## Exercise objective
Draw out every line with the word "structure" from the listing below.
— begin —
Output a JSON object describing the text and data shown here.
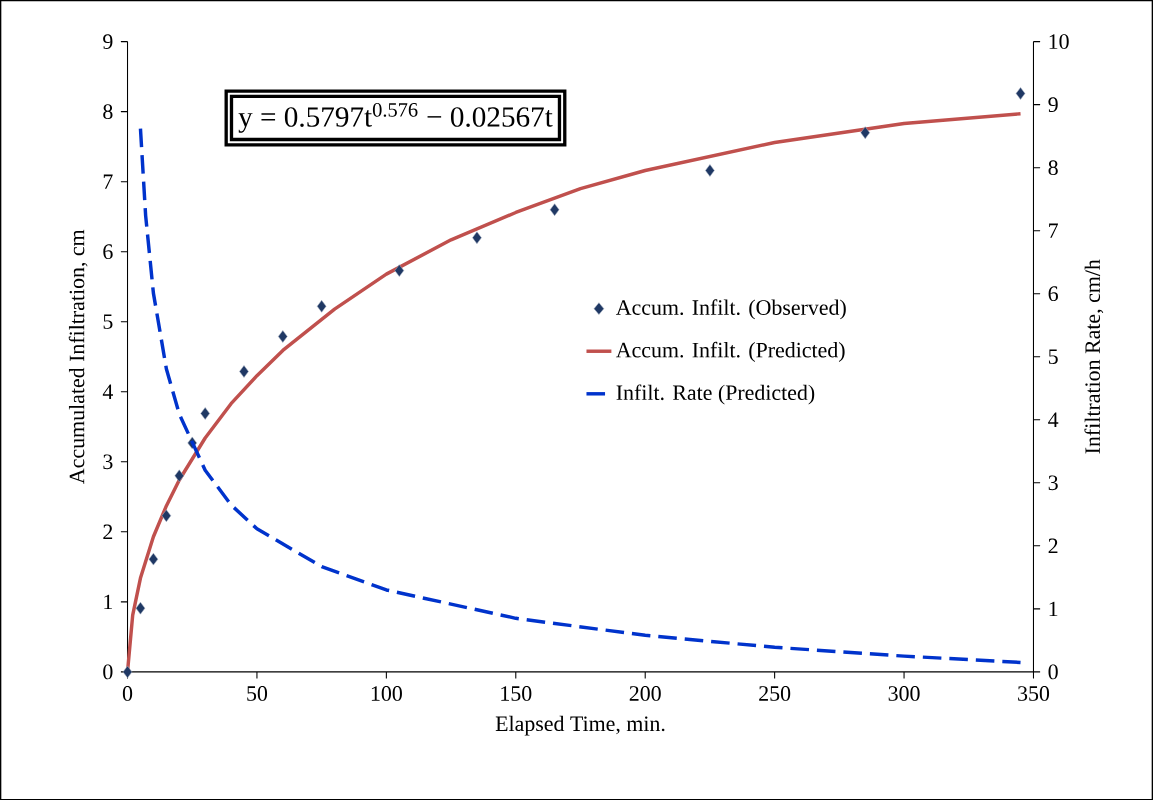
{
  "chart_data": {
    "type": "line",
    "xlabel": "Elapsed Time, min.",
    "ylabel": "Accumulated Infiltration, cm",
    "y2label": "Infiltration Rate, cm/h",
    "xlim": [
      0,
      350
    ],
    "xticks": [
      0,
      50,
      100,
      150,
      200,
      250,
      300,
      350
    ],
    "ylim": [
      0,
      9
    ],
    "yticks": [
      0,
      1,
      2,
      3,
      4,
      5,
      6,
      7,
      8,
      9
    ],
    "y2lim": [
      0,
      10
    ],
    "y2ticks": [
      0,
      1,
      2,
      3,
      4,
      5,
      6,
      7,
      8,
      9,
      10
    ],
    "legend": "right",
    "grid": false,
    "annotations": [
      "y = 0.5797t$^{0.576}$ − 0.02567t"
    ],
    "series": [
      {
        "name": "Accum. Infilt. (Observed)",
        "type": "scatter",
        "marker": "diamond",
        "color": "#1f3864",
        "x": [
          0,
          5,
          10,
          15,
          20,
          25,
          30,
          45,
          60,
          75,
          105,
          135,
          165,
          225,
          285,
          345
        ],
        "values": [
          0,
          0.91,
          1.61,
          2.23,
          2.8,
          3.27,
          3.69,
          4.29,
          4.79,
          5.22,
          5.73,
          6.2,
          6.6,
          7.16,
          7.7,
          8.26
        ]
      },
      {
        "name": "Accum. Infilt. (Predicted)",
        "type": "line",
        "line_style": "solid",
        "color": "#c0504d",
        "x": [
          0,
          2,
          5,
          10,
          15,
          20,
          30,
          40,
          50,
          60,
          80,
          100,
          125,
          150,
          175,
          200,
          250,
          300,
          345
        ],
        "values": [
          0,
          0.81,
          1.34,
          1.93,
          2.37,
          2.74,
          3.34,
          3.83,
          4.23,
          4.59,
          5.18,
          5.68,
          6.17,
          6.56,
          6.9,
          7.16,
          7.56,
          7.83,
          7.97
        ]
      },
      {
        "name": "Infilt. Rate (Predicted)",
        "type": "line",
        "line_style": "dashed",
        "axis": "y2",
        "color": "#0033cc",
        "x": [
          5,
          7,
          10,
          15,
          20,
          30,
          40,
          50,
          75,
          100,
          150,
          200,
          250,
          300,
          345
        ],
        "values": [
          8.62,
          7.24,
          6.01,
          4.81,
          4.09,
          3.2,
          2.65,
          2.27,
          1.67,
          1.3,
          0.85,
          0.58,
          0.39,
          0.25,
          0.15
        ]
      }
    ]
  }
}
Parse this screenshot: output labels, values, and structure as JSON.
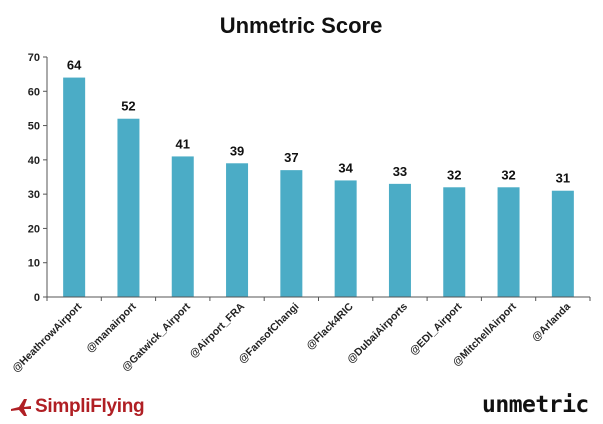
{
  "chart_data": {
    "type": "bar",
    "title": "Unmetric Score",
    "xlabel": "",
    "ylabel": "",
    "categories": [
      "@HeathrowAirport",
      "@manairport",
      "@Gatwick_Airport",
      "@Airport_FRA",
      "@FansofChangi",
      "@Flack4RIC",
      "@DubaiAirports",
      "@EDI_Airport",
      "@MitchellAirport",
      "@Arlanda"
    ],
    "values": [
      64,
      52,
      41,
      39,
      37,
      34,
      33,
      32,
      32,
      31
    ],
    "yticks": [
      "0",
      "10",
      "20",
      "30",
      "40",
      "50",
      "60",
      "70"
    ],
    "ylim": [
      0,
      70
    ],
    "grid": false,
    "legend": "none",
    "bar_color": "#4bacc6"
  },
  "logos": {
    "left": "SimpliFlying",
    "right": "unmetric"
  }
}
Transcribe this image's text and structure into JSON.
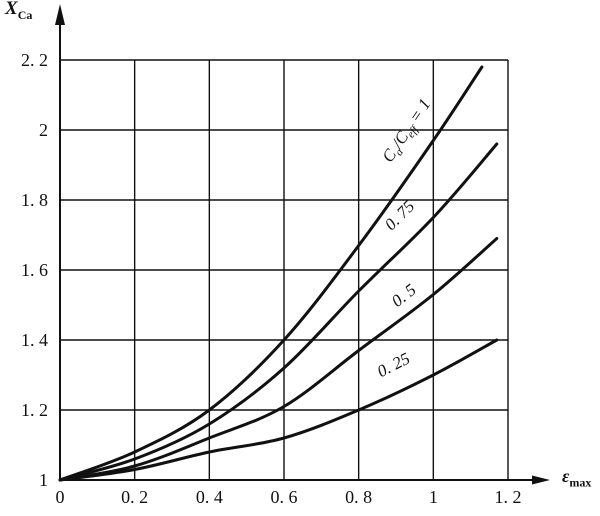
{
  "figure": {
    "background": "#ffffff",
    "ink_color": "#111111",
    "y_axis_title": {
      "main": "X",
      "sub": "Ca"
    },
    "x_axis_title": {
      "main": "ε",
      "sub": "max"
    }
  },
  "chart_data": {
    "type": "line",
    "title": "",
    "xlabel": "ε_max",
    "ylabel": "X_Ca",
    "xlim": [
      0,
      1.31
    ],
    "ylim": [
      1,
      2.36
    ],
    "grid": true,
    "grid_box": {
      "x": [
        0,
        1.2
      ],
      "y": [
        1,
        2.2
      ]
    },
    "legend_position": "labels-along-curves",
    "x_ticks": {
      "values": [
        0,
        0.2,
        0.4,
        0.6,
        0.8,
        1,
        1.2
      ],
      "labels": [
        "0",
        "0. 2",
        "0. 4",
        "0. 6",
        "0. 8",
        "1",
        "1. 2"
      ]
    },
    "y_ticks": {
      "values": [
        1,
        1.2,
        1.4,
        1.6,
        1.8,
        2,
        2.2
      ],
      "labels": [
        "1",
        "1. 2",
        "1. 4",
        "1. 6",
        "1. 8",
        "2",
        "2. 2"
      ]
    },
    "series": [
      {
        "id": "ca-ratio-1",
        "name": "Ca/Ceff = 1",
        "ratio": 1,
        "points": [
          [
            0,
            1
          ],
          [
            0.2,
            1.08
          ],
          [
            0.4,
            1.2
          ],
          [
            0.6,
            1.4
          ],
          [
            0.8,
            1.67
          ],
          [
            1.0,
            1.97
          ],
          [
            1.13,
            2.18
          ]
        ],
        "label": {
          "parts": [
            {
              "text": "C"
            },
            {
              "text": "a",
              "sub": true
            },
            {
              "text": "/C"
            },
            {
              "text": "eff",
              "sub": true
            },
            {
              "text": " = 1"
            }
          ],
          "x": 0.94,
          "y": 1.99,
          "rotation": -56
        }
      },
      {
        "id": "ca-ratio-075",
        "name": "Ca/Ceff = 0.75",
        "ratio": 0.75,
        "points": [
          [
            0,
            1
          ],
          [
            0.2,
            1.06
          ],
          [
            0.4,
            1.16
          ],
          [
            0.6,
            1.32
          ],
          [
            0.8,
            1.54
          ],
          [
            1.0,
            1.75
          ],
          [
            1.17,
            1.96
          ]
        ],
        "label": {
          "parts": [
            {
              "text": "0. 75"
            }
          ],
          "x": 0.92,
          "y": 1.745,
          "rotation": -45
        }
      },
      {
        "id": "ca-ratio-05",
        "name": "Ca/Ceff = 0.5",
        "ratio": 0.5,
        "points": [
          [
            0,
            1
          ],
          [
            0.2,
            1.04
          ],
          [
            0.4,
            1.12
          ],
          [
            0.6,
            1.21
          ],
          [
            0.8,
            1.37
          ],
          [
            1.0,
            1.53
          ],
          [
            1.17,
            1.69
          ]
        ],
        "label": {
          "parts": [
            {
              "text": "0. 5"
            }
          ],
          "x": 0.93,
          "y": 1.515,
          "rotation": -38
        }
      },
      {
        "id": "ca-ratio-025",
        "name": "Ca/Ceff = 0.25",
        "ratio": 0.25,
        "points": [
          [
            0,
            1
          ],
          [
            0.2,
            1.03
          ],
          [
            0.4,
            1.08
          ],
          [
            0.6,
            1.12
          ],
          [
            0.8,
            1.2
          ],
          [
            1.0,
            1.3
          ],
          [
            1.17,
            1.4
          ]
        ],
        "label": {
          "parts": [
            {
              "text": "0. 25"
            }
          ],
          "x": 0.9,
          "y": 1.315,
          "rotation": -27
        }
      }
    ]
  }
}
— end —
## Written answer
Parse this screenshot: output labels, values, and structure as JSON.
Transcribe this image's text and structure into JSON.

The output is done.